__Problem description__
Repeat everything in the material exactly.

__Data extract__
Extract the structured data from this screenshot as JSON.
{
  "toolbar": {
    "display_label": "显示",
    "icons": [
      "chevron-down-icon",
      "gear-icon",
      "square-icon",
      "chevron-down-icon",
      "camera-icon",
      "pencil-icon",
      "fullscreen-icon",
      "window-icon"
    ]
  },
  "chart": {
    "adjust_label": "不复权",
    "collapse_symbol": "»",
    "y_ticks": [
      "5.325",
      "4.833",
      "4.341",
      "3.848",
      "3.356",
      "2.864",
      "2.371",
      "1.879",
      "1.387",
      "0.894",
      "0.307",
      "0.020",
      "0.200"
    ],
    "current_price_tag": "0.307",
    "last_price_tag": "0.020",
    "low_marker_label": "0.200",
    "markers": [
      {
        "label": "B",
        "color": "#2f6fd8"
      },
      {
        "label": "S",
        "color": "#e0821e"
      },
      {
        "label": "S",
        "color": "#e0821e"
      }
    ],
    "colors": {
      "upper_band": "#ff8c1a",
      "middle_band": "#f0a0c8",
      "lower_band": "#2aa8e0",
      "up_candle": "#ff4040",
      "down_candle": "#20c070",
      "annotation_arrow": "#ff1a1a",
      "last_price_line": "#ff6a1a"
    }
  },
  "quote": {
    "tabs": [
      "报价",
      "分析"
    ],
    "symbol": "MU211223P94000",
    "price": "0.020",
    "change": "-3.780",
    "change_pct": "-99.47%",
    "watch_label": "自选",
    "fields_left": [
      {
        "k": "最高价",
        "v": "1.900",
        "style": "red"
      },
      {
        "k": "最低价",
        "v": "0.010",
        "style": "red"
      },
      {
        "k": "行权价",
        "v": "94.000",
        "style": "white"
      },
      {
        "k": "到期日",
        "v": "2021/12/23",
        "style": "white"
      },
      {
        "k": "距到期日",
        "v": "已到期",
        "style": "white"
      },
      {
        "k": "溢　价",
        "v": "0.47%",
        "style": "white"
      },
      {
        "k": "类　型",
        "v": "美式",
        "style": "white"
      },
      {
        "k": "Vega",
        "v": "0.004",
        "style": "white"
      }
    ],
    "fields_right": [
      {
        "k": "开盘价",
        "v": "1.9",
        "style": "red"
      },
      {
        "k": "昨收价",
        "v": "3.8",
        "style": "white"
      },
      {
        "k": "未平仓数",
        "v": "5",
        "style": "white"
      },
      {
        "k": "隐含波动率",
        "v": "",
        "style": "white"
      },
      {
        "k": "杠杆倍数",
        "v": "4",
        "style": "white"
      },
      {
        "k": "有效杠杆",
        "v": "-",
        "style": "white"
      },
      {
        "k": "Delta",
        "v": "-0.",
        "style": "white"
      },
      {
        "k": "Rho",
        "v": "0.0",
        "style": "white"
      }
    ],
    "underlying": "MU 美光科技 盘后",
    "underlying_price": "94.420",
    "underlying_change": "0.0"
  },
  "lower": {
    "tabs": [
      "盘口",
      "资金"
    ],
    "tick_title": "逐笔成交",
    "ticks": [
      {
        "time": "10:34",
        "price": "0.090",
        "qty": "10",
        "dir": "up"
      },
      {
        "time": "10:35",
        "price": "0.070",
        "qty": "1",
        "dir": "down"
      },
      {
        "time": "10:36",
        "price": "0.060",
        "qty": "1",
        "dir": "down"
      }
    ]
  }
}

__Correct output__
Extract the structured data from this screenshot as JSON.
{
  "toolbar": {
    "display_label": "显示",
    "icons": [
      "chevron-down-icon",
      "gear-icon",
      "square-icon",
      "chevron-down-icon",
      "camera-icon",
      "pencil-icon",
      "fullscreen-icon",
      "window-icon"
    ]
  },
  "chart": {
    "adjust_label": "不复权",
    "collapse_symbol": "»",
    "y_ticks": [
      "5.325",
      "4.833",
      "4.341",
      "3.848",
      "3.356",
      "2.864",
      "2.371",
      "1.879",
      "1.387",
      "0.894",
      "0.307",
      "0.020",
      "0.200"
    ],
    "current_price_tag": "0.307",
    "last_price_tag": "0.020",
    "low_marker_label": "0.200",
    "markers": [
      {
        "label": "B",
        "color": "#2f6fd8"
      },
      {
        "label": "S",
        "color": "#e0821e"
      },
      {
        "label": "S",
        "color": "#e0821e"
      }
    ],
    "colors": {
      "upper_band": "#ff8c1a",
      "middle_band": "#f0a0c8",
      "lower_band": "#2aa8e0",
      "up_candle": "#ff4040",
      "down_candle": "#20c070",
      "annotation_arrow": "#ff1a1a",
      "last_price_line": "#ff6a1a"
    }
  },
  "quote": {
    "tabs": [
      "报价",
      "分析"
    ],
    "symbol": "MU211223P94000",
    "price": "0.020",
    "change": "-3.780",
    "change_pct": "-99.47%",
    "watch_label": "自选",
    "fields_left": [
      {
        "k": "最高价",
        "v": "1.900",
        "style": "red"
      },
      {
        "k": "最低价",
        "v": "0.010",
        "style": "red"
      },
      {
        "k": "行权价",
        "v": "94.000",
        "style": "white"
      },
      {
        "k": "到期日",
        "v": "2021/12/23",
        "style": "white"
      },
      {
        "k": "距到期日",
        "v": "已到期",
        "style": "white"
      },
      {
        "k": "溢　价",
        "v": "0.47%",
        "style": "white"
      },
      {
        "k": "类　型",
        "v": "美式",
        "style": "white"
      },
      {
        "k": "Vega",
        "v": "0.004",
        "style": "white"
      }
    ],
    "fields_right": [
      {
        "k": "开盘价",
        "v": "1.9",
        "style": "red"
      },
      {
        "k": "昨收价",
        "v": "3.8",
        "style": "white"
      },
      {
        "k": "未平仓数",
        "v": "5",
        "style": "white"
      },
      {
        "k": "隐含波动率",
        "v": "",
        "style": "white"
      },
      {
        "k": "杠杆倍数",
        "v": "4",
        "style": "white"
      },
      {
        "k": "有效杠杆",
        "v": "-",
        "style": "white"
      },
      {
        "k": "Delta",
        "v": "-0.",
        "style": "white"
      },
      {
        "k": "Rho",
        "v": "0.0",
        "style": "white"
      }
    ],
    "underlying": "MU 美光科技 盘后",
    "underlying_price": "94.420",
    "underlying_change": "0.0"
  },
  "lower": {
    "tabs": [
      "盘口",
      "资金"
    ],
    "tick_title": "逐笔成交",
    "ticks": [
      {
        "time": "10:34",
        "price": "0.090",
        "qty": "10",
        "dir": "up"
      },
      {
        "time": "10:35",
        "price": "0.070",
        "qty": "1",
        "dir": "down"
      },
      {
        "time": "10:36",
        "price": "0.060",
        "qty": "1",
        "dir": "down"
      }
    ]
  }
}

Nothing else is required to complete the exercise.